## Sumber
--------

1. Karena nahi mungkar berhubungan dengan resiko yang lebih besar. Contoh. Kalau misalnya kita mengajak orang lain peduli sesama, atau mengaji, atau berbagi dengan zakat dlsb. maka resikonya kecil. Mau mereka ikut, ya alhamdulillah, mau mereka nggak ikut, ya sudahlah. Tetapi kalau kita melihat orang lain berbuat kemungkaran, kita selalu merasa berhadapan dengan resiko yang besar. Contoh. Ketika ada copet, kita biasanya berpikir berkali-kali kalau mau ikut menangkapnya. Jangan-jangan temannya banyak trus berbalik ngeroyok kita, malah konyol nanti kalau niat kita baik tetapi keamanan diri kita (bahkan keluarga) ikut menjadi taruhannya. Akibatnya, akan penuhlah dunia ini dengan orang-orang cuek yang acuh tak acuh terhadap kenyataan sekitarnya.

--------

## Data Mentah
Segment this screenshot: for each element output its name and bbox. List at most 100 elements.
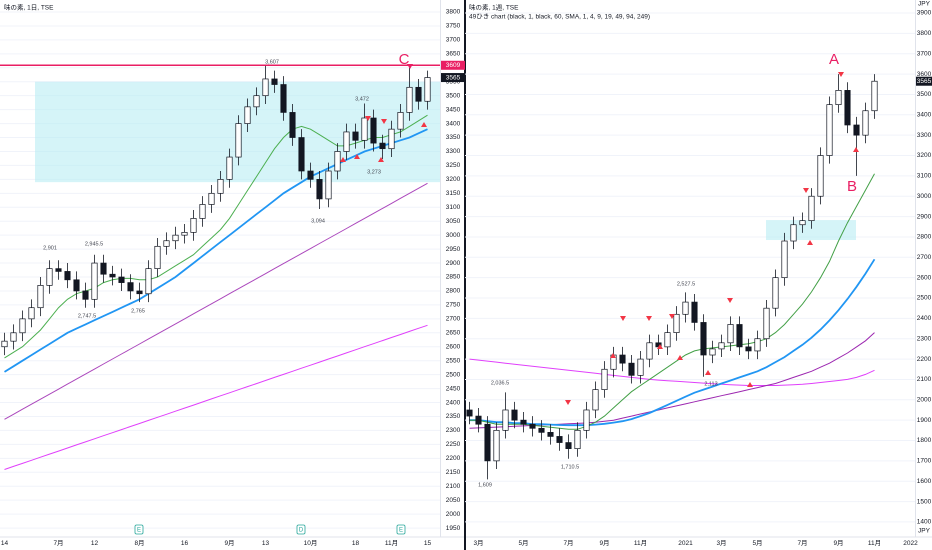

--------

## Tugas Anda
Lanjutkan tulisan tentang nahi mungkar, mulai setelah kalimat terakhir yang tercantum.

## Jawaban yang Diharapkan
2. Seringkali kita merasa sungkan. (Duh yang ini nih yang paling sering terjadi sama aku). Mungkin yang berbuat kemungkaran itu teman sendiri. Atau orang yang lebih tua dari kita. Maka ketika dia berbuat kemungkaran, kita pun jadi sungkan mengingatkan. Takutnya yang bersangkutan tersinggung, atau marah sehingga mempengaruhi hubungan baik kita dengannya.

 

Lalu Ustad Cholil meneruskan. PADAHAL, akibat dari tidak berjalannya (atau tidak seimbangnya) antara amar ma’ruf dan nahi mungkar ini, SANGAT BAHAYA LHO! Dan jangan lupa bahwa di Al-Qura’n, dua perintah ini (amar ma’ruf DAN nahi mungkar) selalu sejalan bersama, menjadi 2 hal yang tidak terpisahkan.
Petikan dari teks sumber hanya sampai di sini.